Data for this task |
— begin —

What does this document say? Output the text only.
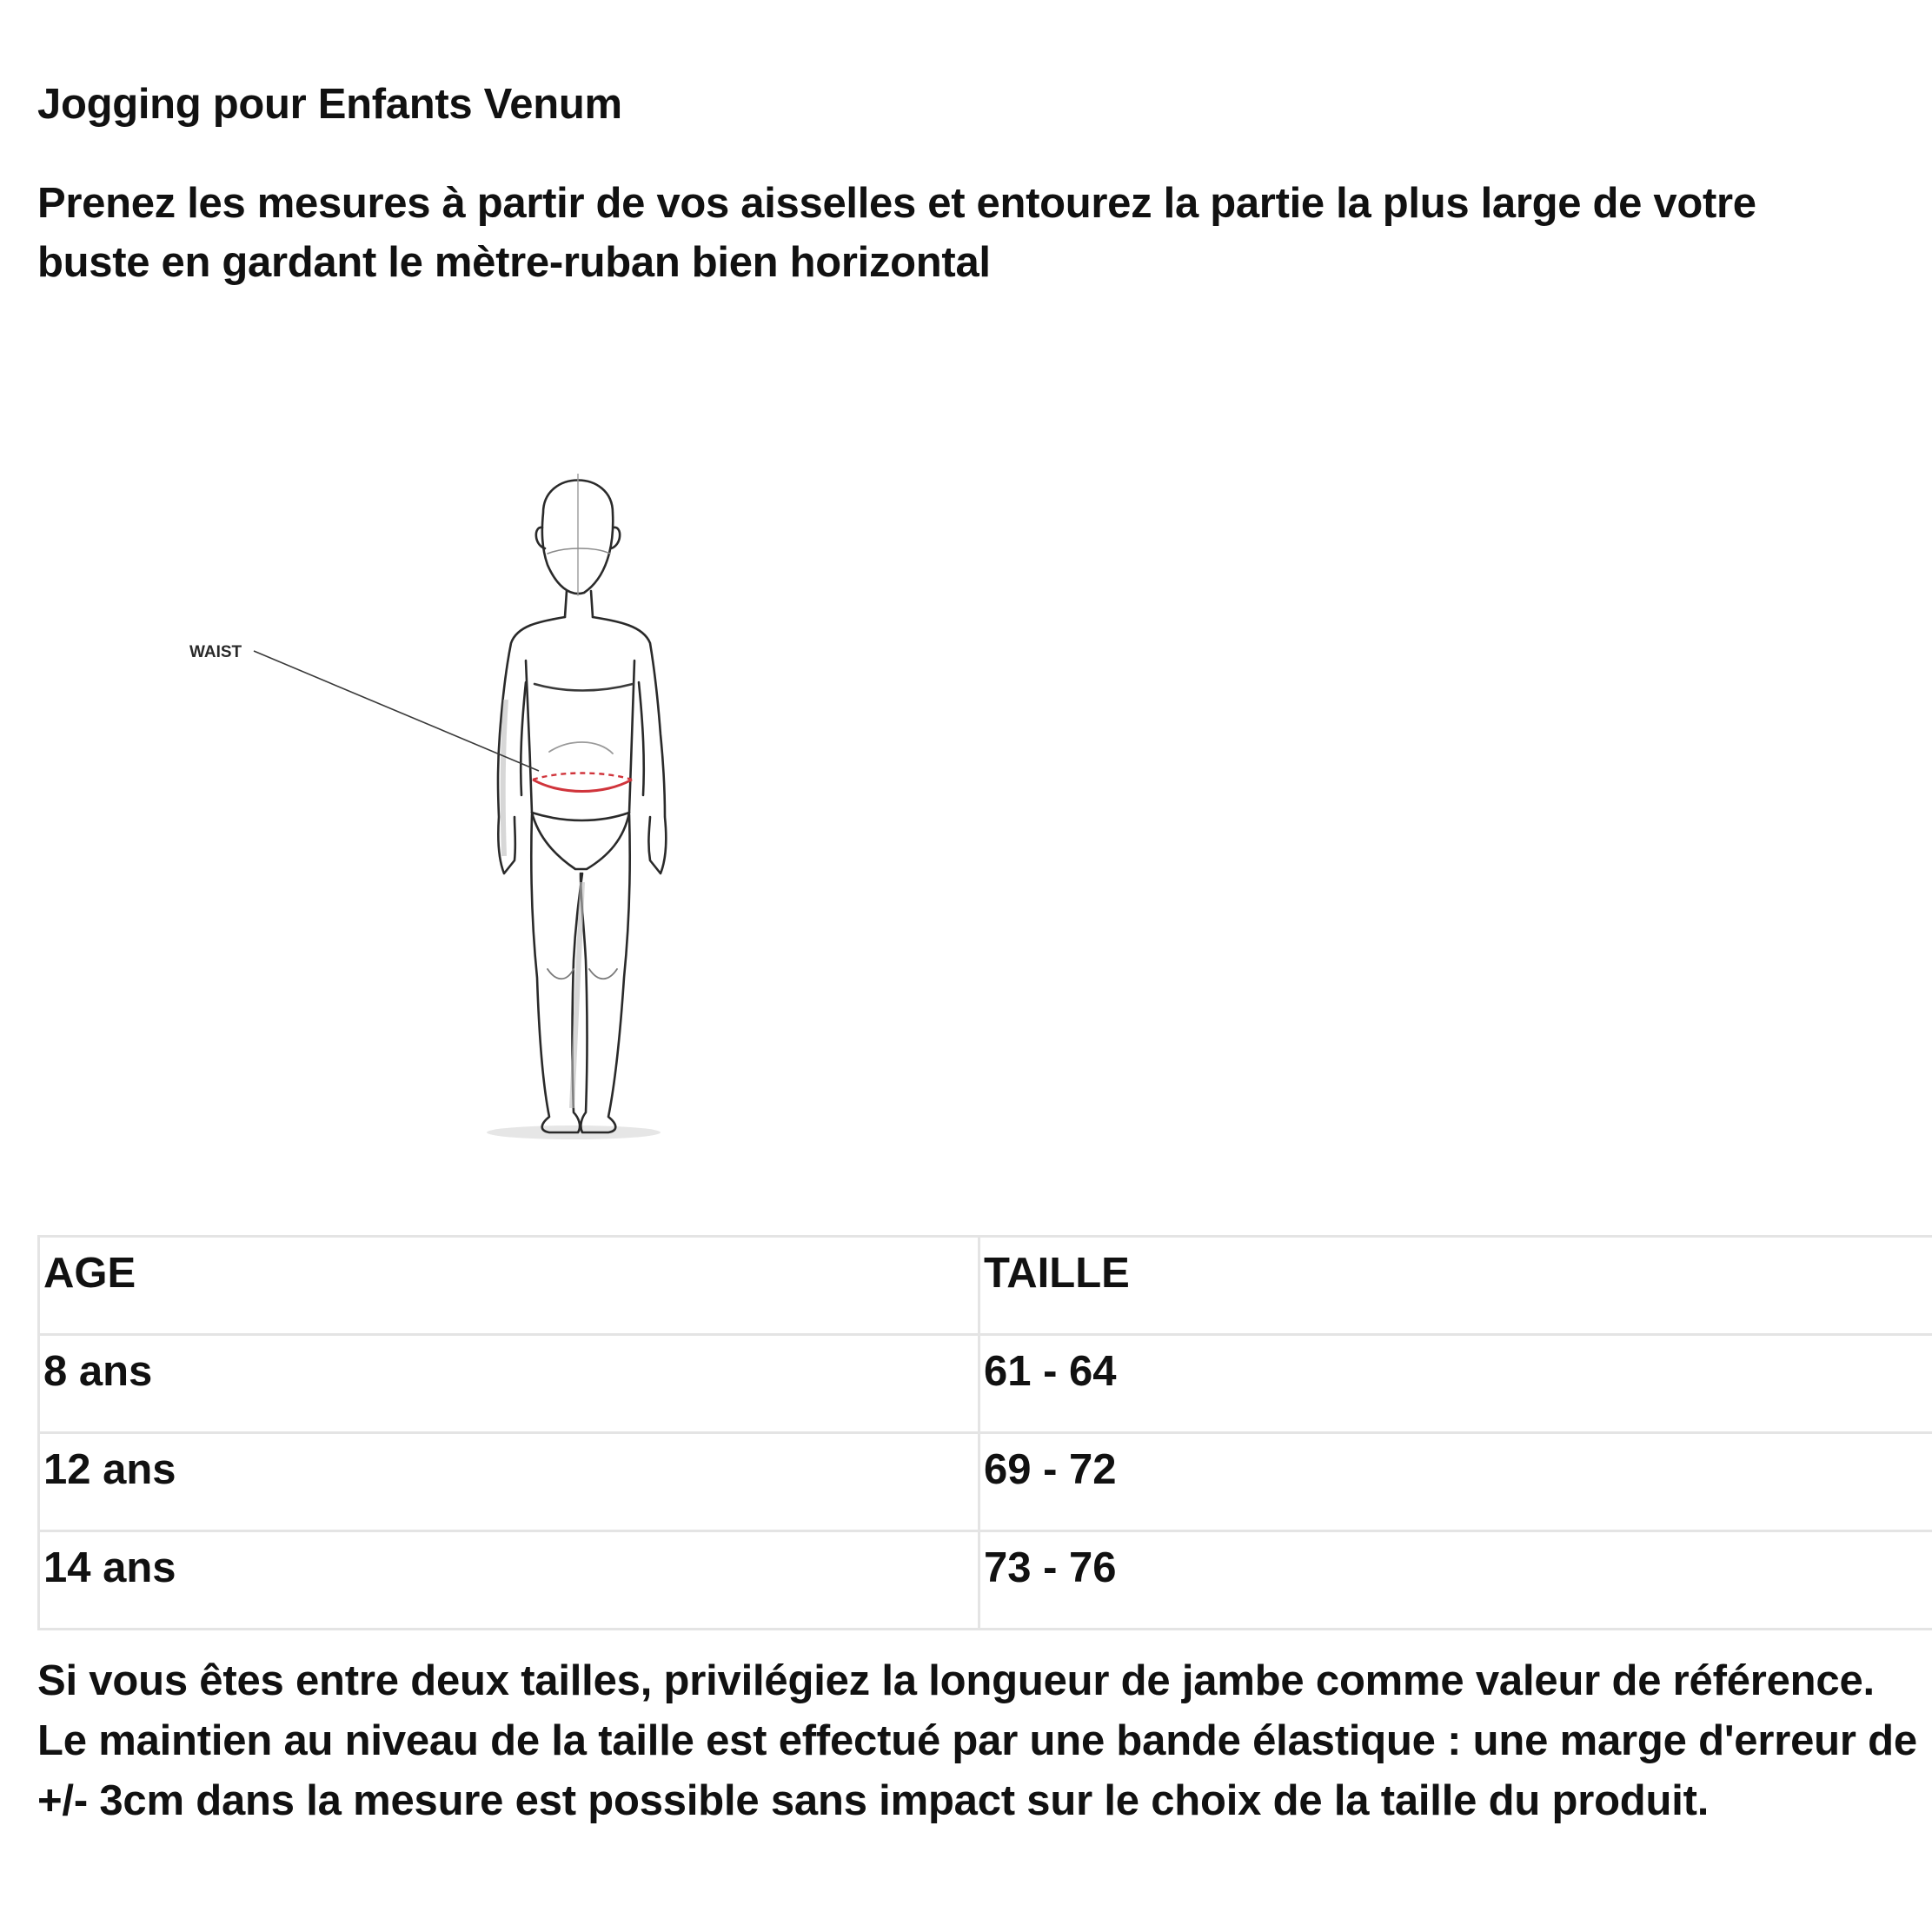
Jogging pour Enfants Venum
Prenez les mesures à partir de vos aisselles et entourez la partie la plus large de votre buste en gardant le mètre-ruban bien horizontal
WAIST
AGE	TAILLE
8 ans	61 - 64
12 ans	69 - 72
14 ans	73 - 76
Si vous êtes entre deux tailles, privilégiez la longueur de jambe comme valeur de référence.
Le maintien au niveau de la taille est effectué par une bande élastique : une marge d'erreur de +/- 3cm dans la mesure est possible sans impact sur le choix de la taille du produit.
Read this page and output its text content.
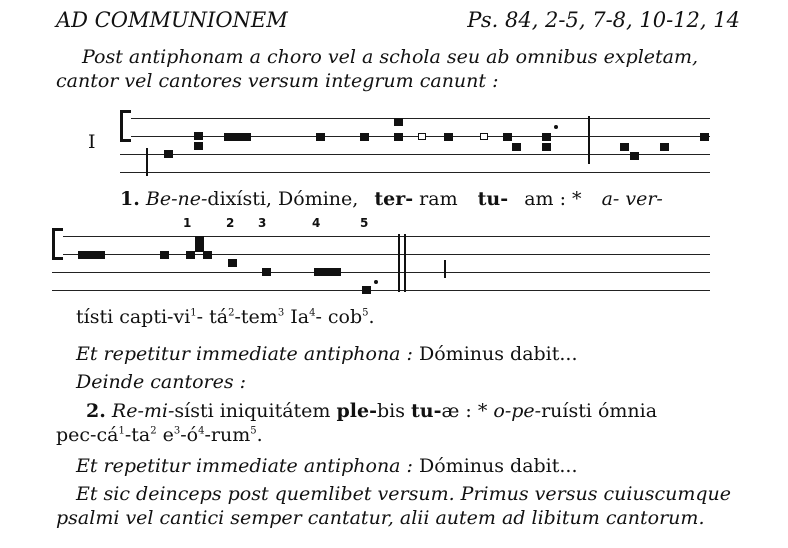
AD COMMUNIONEM	Ps. 84, 2-5, 7-8, 10-12, 14
Post antiphonam a choro vel a schola seu ab omnibus expletam,
cantor vel cantores versum integrum canunt :
I
1. Be-ne-dixísti, Dómine, ter- ram tu- am : * a- ver-
1	2 3	4	5
tísti capti-$vi^1-$ $tá^2-tem^3$ Ia$^4$- cob$^5$.
Et repetitur immediate antiphona : Dóminus dabit...
Deinde cantores :
2. Re-mi-sísti iniquitátem ple-bis tu-æ : * o-pe-ruísti ómnia
pec-$cá^1-ta^2$ $e^3-ó^4-rum^5$.
Et repetitur immediate antiphona : Dóminus dabit...
Et sic deinceps post quemlibet versum. Primus versus cuiuscumque
psalmi vel cantici semper cantatur, alii autem ad libitum cantorum.
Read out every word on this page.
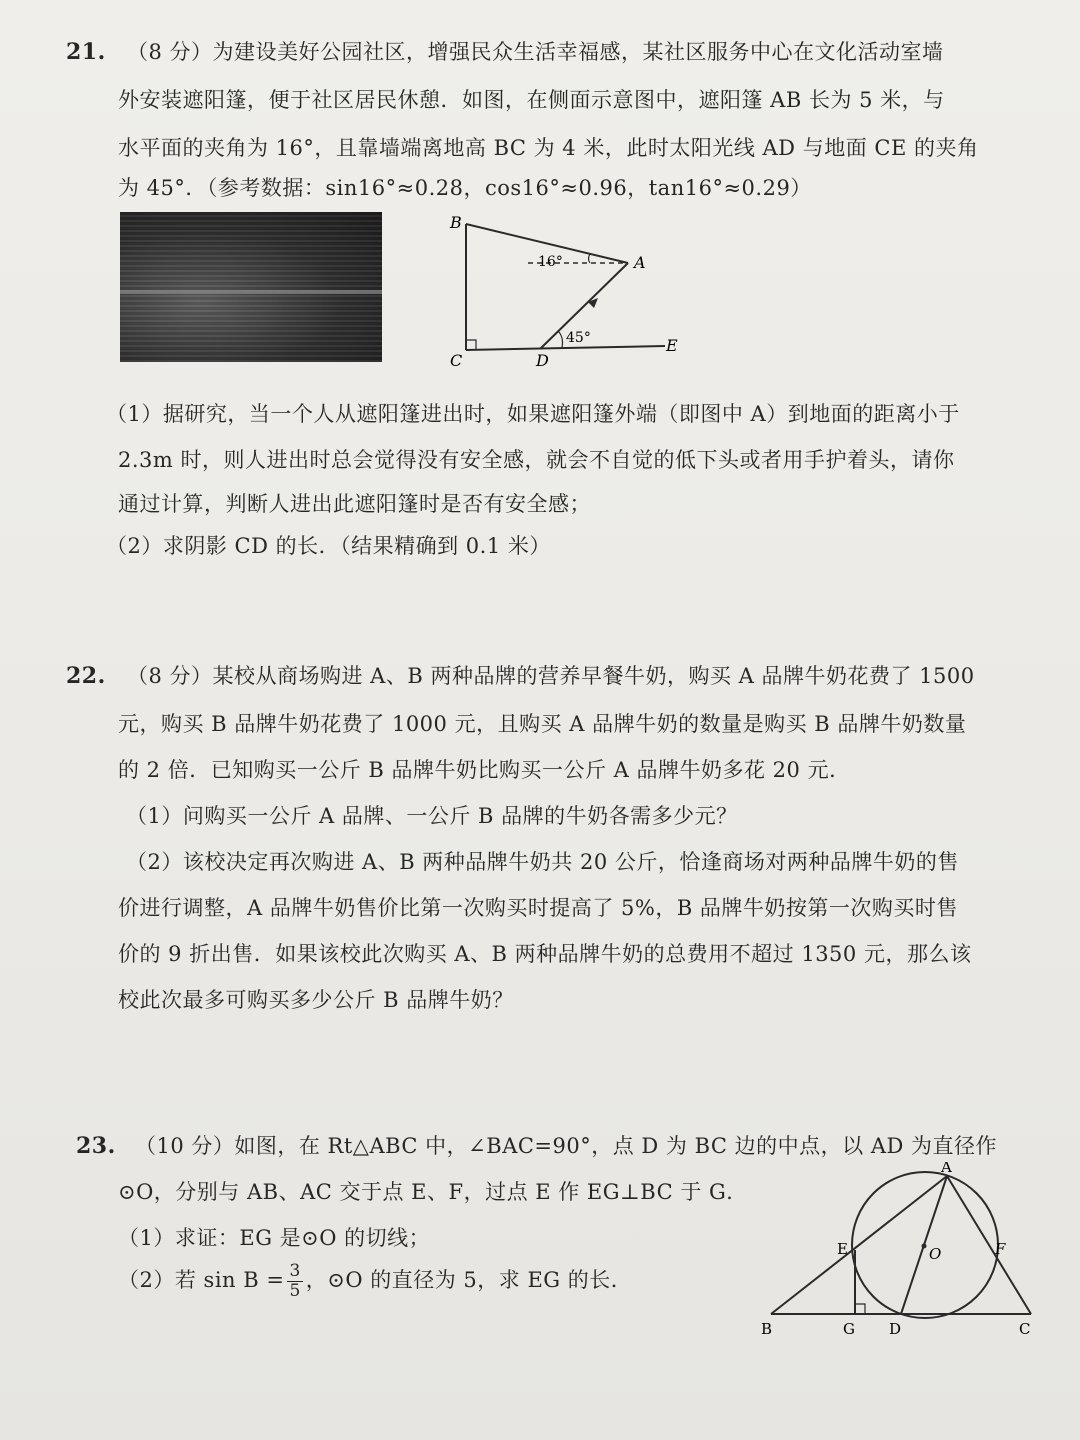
21. （8 分）为建设美好公园社区，增强民众生活幸福感，某社区服务中心在文化活动室墙
外安装遮阳篷，便于社区居民休憩．如图，在侧面示意图中，遮阳篷 AB 长为 5 米，与
水平面的夹角为 16°，且靠墙端离地高 BC 为 4 米，此时太阳光线 AD 与地面 CE 的夹角
为 45°．（参考数据：sin16°≈0.28，cos16°≈0.96，tan16°≈0.29）
B
A
C	D
E
16°
45°
（1）据研究，当一个人从遮阳篷进出时，如果遮阳篷外端（即图中 A）到地面的距离小于
2.3m 时，则人进出时总会觉得没有安全感，就会不自觉的低下头或者用手护着头，请你
通过计算，判断人进出此遮阳篷时是否有安全感；
（2）求阴影 CD 的长．（结果精确到 0.1 米）
22. （8 分）某校从商场购进 A、B 两种品牌的营养早餐牛奶，购买 A 品牌牛奶花费了 1500
元，购买 B 品牌牛奶花费了 1000 元，且购买 A 品牌牛奶的数量是购买 B 品牌牛奶数量
的 2 倍．已知购买一公斤 B 品牌牛奶比购买一公斤 A 品牌牛奶多花 20 元．
（1）问购买一公斤 A 品牌、一公斤 B 品牌的牛奶各需多少元？
（2）该校决定再次购进 A、B 两种品牌牛奶共 20 公斤，恰逢商场对两种品牌牛奶的售
价进行调整，A 品牌牛奶售价比第一次购买时提高了 5%，B 品牌牛奶按第一次购买时售
价的 9 折出售．如果该校此次购买 A、B 两种品牌牛奶的总费用不超过 1350 元，那么该
校此次最多可购买多少公斤 B 品牌牛奶？
23. （10 分）如图，在 Rt△ABC 中，∠BAC=90°，点 D 为 BC 边的中点，以 AD 为直径作
⊙O，分别与 AB、AC 交于点 E、F，过点 E 作 EG⊥BC 于 G．
（1）求证：EG 是⊙O 的切线；
（2）若 $\sin B = \frac{3}{5}$ ，⊙O 的直径为 5，求 EG 的长．
A
B	C
D
E	F
G
O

— end —

Exercise directions | Reproduce each line exactly as it appears, omitting the pictures.

Solution |
What does this document say? Output the text only.
Jogging pour Enfants Venum
Prenez les mesures à partir de vos aisselles et entourez la partie la plus large de votre buste en gardant le mètre-ruban bien horizontal
WAIST
AGE	TAILLE
8 ans	61 - 64
12 ans	69 - 72
14 ans	73 - 76
Si vous êtes entre deux tailles, privilégiez la longueur de jambe comme valeur de référence.
Le maintien au niveau de la taille est effectué par une bande élastique : une marge d'erreur de +/- 3cm dans la mesure est possible sans impact sur le choix de la taille du produit.
Read this page and output its text content.
AD COMMUNIONEM	Ps. 84, 2-5, 7-8, 10-12, 14
Post antiphonam a choro vel a schola seu ab omnibus expletam,
cantor vel cantores versum integrum canunt :
I
1. Be-ne-dixísti, Dómine, ter- ram tu- am : * a- ver-
1	2 3	4	5
tísti capti-$vi^1-$ $tá^2-tem^3$ Ia$^4$- cob$^5$.
Et repetitur immediate antiphona : Dóminus dabit...
Deinde cantores :
2. Re-mi-sísti iniquitátem ple-bis tu-æ : * o-pe-ruísti ómnia
pec-$cá^1-ta^2$ $e^3-ó^4-rum^5$.
Et repetitur immediate antiphona : Dóminus dabit...
Et sic deinceps post quemlibet versum. Primus versus cuiuscumque
psalmi vel cantici semper cantatur, alii autem ad libitum cantorum.
Read out every word on this page.
21. （8 分）为建设美好公园社区，增强民众生活幸福感，某社区服务中心在文化活动室墙
外安装遮阳篷，便于社区居民休憩．如图，在侧面示意图中，遮阳篷 AB 长为 5 米，与
水平面的夹角为 16°，且靠墙端离地高 BC 为 4 米，此时太阳光线 AD 与地面 CE 的夹角
为 45°．（参考数据：sin16°≈0.28，cos16°≈0.96，tan16°≈0.29）
B
A
C	D
E
16°
45°
（1）据研究，当一个人从遮阳篷进出时，如果遮阳篷外端（即图中 A）到地面的距离小于
2.3m 时，则人进出时总会觉得没有安全感，就会不自觉的低下头或者用手护着头，请你
通过计算，判断人进出此遮阳篷时是否有安全感；
（2）求阴影 CD 的长．（结果精确到 0.1 米）
22. （8 分）某校从商场购进 A、B 两种品牌的营养早餐牛奶，购买 A 品牌牛奶花费了 1500
元，购买 B 品牌牛奶花费了 1000 元，且购买 A 品牌牛奶的数量是购买 B 品牌牛奶数量
的 2 倍．已知购买一公斤 B 品牌牛奶比购买一公斤 A 品牌牛奶多花 20 元．
（1）问购买一公斤 A 品牌、一公斤 B 品牌的牛奶各需多少元？
（2）该校决定再次购进 A、B 两种品牌牛奶共 20 公斤，恰逢商场对两种品牌牛奶的售
价进行调整，A 品牌牛奶售价比第一次购买时提高了 5%，B 品牌牛奶按第一次购买时售
价的 9 折出售．如果该校此次购买 A、B 两种品牌牛奶的总费用不超过 1350 元，那么该
校此次最多可购买多少公斤 B 品牌牛奶？
23. （10 分）如图，在 Rt△ABC 中，∠BAC=90°，点 D 为 BC 边的中点，以 AD 为直径作
⊙O，分别与 AB、AC 交于点 E、F，过点 E 作 EG⊥BC 于 G．
（1）求证：EG 是⊙O 的切线；
（2）若 $\sin B = \frac{3}{5}$ ，⊙O 的直径为 5，求 EG 的长．
A
B	C
D
E	F
G
O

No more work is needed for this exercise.